PROBLEM TO SOLVE: What lines of the data include the string "Hematopoietic"? Copy them all.

[Records from a collection of figures]
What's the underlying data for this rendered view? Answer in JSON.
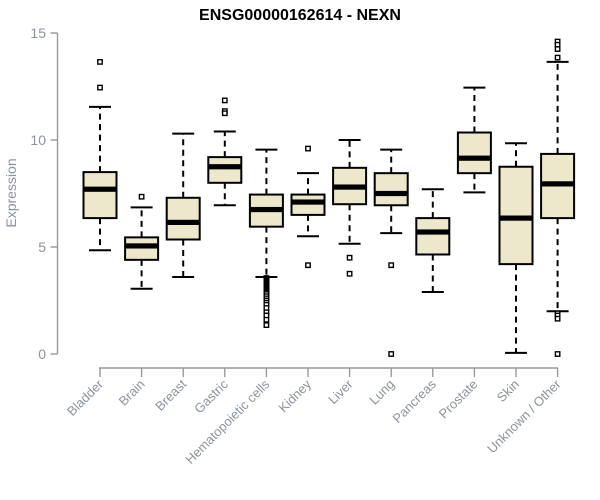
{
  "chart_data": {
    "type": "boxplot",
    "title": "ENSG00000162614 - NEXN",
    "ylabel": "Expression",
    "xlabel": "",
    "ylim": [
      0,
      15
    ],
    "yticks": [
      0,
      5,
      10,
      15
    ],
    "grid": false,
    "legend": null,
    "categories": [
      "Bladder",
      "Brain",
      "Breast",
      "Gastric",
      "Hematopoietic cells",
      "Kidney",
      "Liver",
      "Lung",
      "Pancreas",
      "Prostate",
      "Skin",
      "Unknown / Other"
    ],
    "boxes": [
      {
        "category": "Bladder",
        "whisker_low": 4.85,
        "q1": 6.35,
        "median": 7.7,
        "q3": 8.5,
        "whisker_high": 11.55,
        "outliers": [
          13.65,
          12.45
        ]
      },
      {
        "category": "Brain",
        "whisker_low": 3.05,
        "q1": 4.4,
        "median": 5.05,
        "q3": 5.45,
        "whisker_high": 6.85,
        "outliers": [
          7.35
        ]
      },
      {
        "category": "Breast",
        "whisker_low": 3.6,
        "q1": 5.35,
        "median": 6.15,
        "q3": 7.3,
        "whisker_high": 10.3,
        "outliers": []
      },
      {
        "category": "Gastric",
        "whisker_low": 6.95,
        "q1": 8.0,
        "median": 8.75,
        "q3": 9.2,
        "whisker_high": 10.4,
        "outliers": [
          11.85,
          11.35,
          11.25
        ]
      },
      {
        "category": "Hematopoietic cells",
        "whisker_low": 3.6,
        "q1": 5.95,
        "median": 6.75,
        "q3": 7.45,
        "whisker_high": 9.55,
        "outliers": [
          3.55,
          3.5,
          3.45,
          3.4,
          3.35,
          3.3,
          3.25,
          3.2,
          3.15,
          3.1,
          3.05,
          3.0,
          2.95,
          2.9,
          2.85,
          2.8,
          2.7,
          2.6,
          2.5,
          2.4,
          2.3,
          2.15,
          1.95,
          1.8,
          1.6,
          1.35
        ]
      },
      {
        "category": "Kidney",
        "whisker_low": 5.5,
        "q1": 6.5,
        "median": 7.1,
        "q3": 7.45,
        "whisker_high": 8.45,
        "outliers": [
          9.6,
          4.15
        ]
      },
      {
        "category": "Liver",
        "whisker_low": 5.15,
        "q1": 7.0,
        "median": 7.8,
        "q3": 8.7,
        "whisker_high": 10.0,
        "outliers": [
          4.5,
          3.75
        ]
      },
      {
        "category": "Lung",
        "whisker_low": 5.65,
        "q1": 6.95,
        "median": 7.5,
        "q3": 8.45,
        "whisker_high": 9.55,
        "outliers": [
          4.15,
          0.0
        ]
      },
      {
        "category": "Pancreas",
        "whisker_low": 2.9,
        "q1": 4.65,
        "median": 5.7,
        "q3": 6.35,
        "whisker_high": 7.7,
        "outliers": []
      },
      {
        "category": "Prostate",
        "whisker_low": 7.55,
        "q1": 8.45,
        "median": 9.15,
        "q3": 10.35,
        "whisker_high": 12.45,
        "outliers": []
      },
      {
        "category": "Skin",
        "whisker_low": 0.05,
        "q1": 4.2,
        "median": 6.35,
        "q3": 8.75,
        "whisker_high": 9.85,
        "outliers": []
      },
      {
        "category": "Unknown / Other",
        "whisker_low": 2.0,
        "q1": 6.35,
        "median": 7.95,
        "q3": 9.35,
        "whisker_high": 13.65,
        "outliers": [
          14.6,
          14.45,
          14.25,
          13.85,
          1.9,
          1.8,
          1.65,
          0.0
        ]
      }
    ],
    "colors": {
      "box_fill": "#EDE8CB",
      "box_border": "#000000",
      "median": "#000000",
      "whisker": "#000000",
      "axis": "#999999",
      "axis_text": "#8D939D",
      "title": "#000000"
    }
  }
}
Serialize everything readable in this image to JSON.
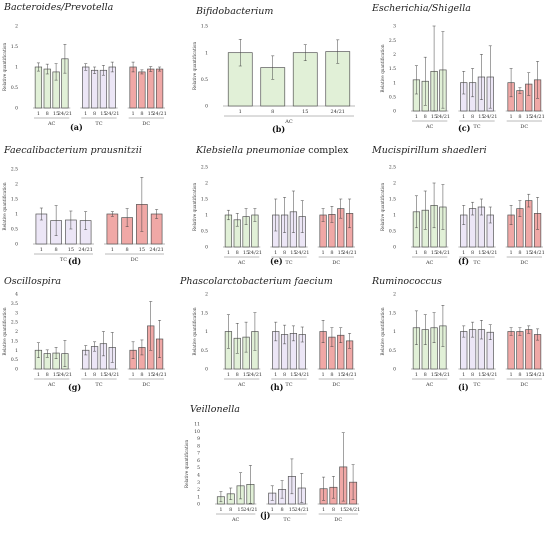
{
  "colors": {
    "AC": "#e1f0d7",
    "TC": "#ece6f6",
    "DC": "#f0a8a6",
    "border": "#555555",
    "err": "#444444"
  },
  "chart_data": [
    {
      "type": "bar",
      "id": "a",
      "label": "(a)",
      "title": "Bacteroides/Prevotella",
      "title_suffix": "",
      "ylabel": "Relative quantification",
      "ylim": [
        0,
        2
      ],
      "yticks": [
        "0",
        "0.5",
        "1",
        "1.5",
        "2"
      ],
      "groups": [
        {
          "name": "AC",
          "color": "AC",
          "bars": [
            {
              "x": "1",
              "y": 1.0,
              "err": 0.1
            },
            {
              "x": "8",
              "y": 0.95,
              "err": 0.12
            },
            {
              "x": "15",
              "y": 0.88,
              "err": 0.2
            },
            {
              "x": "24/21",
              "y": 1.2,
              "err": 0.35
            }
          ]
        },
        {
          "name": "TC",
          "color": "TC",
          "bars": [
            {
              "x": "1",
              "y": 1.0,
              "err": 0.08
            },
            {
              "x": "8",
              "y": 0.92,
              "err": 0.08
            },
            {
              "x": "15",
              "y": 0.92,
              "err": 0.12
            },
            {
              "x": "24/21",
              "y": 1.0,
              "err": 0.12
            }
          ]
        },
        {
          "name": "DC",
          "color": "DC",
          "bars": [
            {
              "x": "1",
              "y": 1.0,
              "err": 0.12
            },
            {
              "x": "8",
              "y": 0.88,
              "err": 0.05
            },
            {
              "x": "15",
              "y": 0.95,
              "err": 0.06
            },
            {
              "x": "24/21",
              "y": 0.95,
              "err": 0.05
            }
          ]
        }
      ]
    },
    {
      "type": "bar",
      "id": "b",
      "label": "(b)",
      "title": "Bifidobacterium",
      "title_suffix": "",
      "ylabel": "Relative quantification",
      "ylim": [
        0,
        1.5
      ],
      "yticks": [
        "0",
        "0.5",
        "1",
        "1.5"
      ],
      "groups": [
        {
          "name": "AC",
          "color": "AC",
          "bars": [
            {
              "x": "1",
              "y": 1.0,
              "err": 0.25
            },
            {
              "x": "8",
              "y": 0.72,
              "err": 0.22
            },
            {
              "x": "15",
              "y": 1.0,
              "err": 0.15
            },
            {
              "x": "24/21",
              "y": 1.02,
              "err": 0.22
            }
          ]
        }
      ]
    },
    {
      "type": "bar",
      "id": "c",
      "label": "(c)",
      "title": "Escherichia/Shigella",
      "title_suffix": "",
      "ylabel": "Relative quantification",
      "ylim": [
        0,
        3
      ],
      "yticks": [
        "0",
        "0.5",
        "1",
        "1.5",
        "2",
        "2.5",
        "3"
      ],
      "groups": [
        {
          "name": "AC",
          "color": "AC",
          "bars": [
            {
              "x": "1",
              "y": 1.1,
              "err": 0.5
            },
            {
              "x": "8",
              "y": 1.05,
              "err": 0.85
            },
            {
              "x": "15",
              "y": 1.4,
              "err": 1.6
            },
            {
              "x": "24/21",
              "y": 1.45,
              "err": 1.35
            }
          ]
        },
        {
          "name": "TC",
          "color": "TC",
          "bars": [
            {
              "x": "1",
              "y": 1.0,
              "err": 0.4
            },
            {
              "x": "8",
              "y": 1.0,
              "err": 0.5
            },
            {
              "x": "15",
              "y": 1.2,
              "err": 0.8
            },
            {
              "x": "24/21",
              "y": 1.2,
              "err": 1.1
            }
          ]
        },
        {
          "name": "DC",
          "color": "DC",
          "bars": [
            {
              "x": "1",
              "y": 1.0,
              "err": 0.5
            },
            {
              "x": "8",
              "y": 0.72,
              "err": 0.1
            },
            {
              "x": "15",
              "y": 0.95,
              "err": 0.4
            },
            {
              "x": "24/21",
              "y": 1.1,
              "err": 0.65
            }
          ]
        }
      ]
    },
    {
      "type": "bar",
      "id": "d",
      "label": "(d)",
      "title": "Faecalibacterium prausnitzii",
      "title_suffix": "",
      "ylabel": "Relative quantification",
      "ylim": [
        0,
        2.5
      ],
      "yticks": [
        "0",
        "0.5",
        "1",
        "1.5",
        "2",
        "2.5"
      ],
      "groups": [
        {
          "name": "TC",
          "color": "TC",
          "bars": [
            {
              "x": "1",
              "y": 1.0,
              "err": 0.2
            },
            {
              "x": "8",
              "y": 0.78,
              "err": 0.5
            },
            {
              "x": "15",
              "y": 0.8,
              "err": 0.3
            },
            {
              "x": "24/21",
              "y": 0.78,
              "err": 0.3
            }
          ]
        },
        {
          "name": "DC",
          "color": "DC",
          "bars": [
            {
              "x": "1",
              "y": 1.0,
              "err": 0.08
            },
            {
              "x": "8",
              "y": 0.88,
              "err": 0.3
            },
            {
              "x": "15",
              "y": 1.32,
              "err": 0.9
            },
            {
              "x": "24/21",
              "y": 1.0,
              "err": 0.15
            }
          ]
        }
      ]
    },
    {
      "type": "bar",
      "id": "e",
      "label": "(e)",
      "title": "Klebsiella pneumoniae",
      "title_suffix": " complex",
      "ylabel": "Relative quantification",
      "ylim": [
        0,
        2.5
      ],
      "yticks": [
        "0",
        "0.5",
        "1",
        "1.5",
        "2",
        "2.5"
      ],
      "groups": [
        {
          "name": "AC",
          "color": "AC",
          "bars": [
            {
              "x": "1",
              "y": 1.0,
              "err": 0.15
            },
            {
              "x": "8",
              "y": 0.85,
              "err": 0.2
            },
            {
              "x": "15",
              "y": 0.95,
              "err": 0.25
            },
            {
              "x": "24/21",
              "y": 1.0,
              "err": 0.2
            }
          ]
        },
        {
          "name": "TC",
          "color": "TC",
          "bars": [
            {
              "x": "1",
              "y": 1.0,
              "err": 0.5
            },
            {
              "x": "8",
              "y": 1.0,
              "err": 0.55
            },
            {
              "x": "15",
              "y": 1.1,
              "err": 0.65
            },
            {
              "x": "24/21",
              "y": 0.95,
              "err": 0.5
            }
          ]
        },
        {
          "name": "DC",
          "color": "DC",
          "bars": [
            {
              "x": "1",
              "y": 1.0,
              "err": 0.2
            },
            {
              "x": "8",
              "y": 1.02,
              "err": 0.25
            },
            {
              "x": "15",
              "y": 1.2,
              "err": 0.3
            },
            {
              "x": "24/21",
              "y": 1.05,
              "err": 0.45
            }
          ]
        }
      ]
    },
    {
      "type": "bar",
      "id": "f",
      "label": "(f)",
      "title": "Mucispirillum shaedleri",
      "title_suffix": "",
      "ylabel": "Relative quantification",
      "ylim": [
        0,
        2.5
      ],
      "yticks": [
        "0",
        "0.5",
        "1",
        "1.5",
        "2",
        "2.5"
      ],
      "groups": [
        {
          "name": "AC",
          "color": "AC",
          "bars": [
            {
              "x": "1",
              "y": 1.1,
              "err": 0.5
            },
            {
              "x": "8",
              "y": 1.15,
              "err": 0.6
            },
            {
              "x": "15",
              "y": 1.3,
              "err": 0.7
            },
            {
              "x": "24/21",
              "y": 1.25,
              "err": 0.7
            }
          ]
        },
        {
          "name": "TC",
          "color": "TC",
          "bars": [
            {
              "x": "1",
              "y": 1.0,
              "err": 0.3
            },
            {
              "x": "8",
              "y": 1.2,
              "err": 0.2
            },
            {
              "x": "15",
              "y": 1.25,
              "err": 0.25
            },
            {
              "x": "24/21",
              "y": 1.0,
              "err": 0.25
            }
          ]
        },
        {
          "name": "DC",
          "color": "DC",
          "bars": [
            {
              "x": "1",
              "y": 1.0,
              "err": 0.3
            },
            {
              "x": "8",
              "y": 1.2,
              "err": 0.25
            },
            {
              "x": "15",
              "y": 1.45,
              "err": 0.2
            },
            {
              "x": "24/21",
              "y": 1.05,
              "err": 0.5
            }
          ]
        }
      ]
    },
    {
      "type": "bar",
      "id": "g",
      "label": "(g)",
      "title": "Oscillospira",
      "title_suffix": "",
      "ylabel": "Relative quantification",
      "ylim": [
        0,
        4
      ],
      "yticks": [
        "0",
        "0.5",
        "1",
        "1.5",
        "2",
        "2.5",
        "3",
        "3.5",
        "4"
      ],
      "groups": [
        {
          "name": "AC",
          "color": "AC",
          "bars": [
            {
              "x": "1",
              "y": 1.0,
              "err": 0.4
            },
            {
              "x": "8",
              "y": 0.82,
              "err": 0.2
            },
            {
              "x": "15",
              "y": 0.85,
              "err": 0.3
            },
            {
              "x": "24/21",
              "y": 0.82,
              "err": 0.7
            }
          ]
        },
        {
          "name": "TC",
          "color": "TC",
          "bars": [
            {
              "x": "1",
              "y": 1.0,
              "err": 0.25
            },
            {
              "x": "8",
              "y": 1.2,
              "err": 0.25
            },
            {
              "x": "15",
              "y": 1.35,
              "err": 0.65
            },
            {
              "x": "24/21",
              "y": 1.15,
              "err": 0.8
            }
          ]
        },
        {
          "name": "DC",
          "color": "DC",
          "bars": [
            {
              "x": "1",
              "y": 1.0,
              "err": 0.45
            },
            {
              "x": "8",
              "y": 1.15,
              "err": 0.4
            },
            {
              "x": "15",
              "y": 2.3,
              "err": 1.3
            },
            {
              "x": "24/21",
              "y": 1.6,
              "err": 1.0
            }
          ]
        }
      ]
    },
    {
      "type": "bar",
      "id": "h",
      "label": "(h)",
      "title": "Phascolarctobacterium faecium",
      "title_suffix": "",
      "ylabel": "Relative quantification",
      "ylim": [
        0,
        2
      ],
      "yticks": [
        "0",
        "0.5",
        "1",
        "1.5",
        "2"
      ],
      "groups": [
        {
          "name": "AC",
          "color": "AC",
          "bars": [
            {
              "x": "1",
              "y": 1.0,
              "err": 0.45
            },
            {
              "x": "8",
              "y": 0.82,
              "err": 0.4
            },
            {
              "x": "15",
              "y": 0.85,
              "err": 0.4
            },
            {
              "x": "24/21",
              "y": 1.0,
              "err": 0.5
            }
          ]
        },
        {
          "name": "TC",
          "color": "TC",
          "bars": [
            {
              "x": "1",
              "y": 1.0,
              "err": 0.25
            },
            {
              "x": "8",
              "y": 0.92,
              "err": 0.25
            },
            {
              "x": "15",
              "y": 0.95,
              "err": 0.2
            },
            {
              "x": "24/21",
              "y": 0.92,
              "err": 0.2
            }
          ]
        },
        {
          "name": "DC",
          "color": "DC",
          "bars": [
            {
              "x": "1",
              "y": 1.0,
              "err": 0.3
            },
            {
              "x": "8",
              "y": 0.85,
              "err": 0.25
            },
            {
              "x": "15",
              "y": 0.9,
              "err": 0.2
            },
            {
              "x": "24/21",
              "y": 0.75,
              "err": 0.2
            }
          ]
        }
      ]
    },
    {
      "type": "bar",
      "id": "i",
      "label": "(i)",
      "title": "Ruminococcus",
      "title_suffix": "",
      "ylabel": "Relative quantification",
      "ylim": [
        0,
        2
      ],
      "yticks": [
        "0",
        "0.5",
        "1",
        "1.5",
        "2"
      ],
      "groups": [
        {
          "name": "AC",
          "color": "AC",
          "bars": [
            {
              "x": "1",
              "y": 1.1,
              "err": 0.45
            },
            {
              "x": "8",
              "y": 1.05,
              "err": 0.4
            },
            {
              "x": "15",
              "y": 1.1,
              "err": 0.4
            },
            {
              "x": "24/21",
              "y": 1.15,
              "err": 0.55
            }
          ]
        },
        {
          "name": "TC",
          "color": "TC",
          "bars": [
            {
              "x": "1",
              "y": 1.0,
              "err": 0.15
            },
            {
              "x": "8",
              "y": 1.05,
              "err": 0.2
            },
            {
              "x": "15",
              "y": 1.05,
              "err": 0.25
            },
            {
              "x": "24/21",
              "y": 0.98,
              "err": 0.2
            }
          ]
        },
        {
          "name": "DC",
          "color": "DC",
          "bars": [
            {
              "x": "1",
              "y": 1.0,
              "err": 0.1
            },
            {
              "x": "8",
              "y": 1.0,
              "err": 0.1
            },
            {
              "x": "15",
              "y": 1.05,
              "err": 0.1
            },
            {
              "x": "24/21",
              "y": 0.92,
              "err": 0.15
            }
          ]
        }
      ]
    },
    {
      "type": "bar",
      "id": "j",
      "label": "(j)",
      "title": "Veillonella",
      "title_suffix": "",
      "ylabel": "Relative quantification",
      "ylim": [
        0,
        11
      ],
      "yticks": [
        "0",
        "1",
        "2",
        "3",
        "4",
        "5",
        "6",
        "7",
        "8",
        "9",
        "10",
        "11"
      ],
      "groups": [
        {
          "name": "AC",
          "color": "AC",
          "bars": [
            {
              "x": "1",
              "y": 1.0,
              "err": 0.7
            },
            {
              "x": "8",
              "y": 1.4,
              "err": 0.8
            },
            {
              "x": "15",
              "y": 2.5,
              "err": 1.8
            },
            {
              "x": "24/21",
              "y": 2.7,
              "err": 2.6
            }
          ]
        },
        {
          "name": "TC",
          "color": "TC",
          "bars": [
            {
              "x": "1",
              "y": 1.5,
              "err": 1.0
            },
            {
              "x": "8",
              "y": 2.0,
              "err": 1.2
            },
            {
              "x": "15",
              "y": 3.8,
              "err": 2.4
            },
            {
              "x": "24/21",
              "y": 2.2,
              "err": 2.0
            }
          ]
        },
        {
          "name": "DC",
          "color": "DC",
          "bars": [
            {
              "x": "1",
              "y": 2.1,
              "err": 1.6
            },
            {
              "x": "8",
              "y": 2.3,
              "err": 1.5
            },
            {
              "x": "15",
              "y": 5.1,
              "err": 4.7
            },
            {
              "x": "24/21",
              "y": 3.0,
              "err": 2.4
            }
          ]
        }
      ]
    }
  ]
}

EXERCISE OUTPUT:
      "Hematopoietic cells",
        "category": "Hematopoietic cells",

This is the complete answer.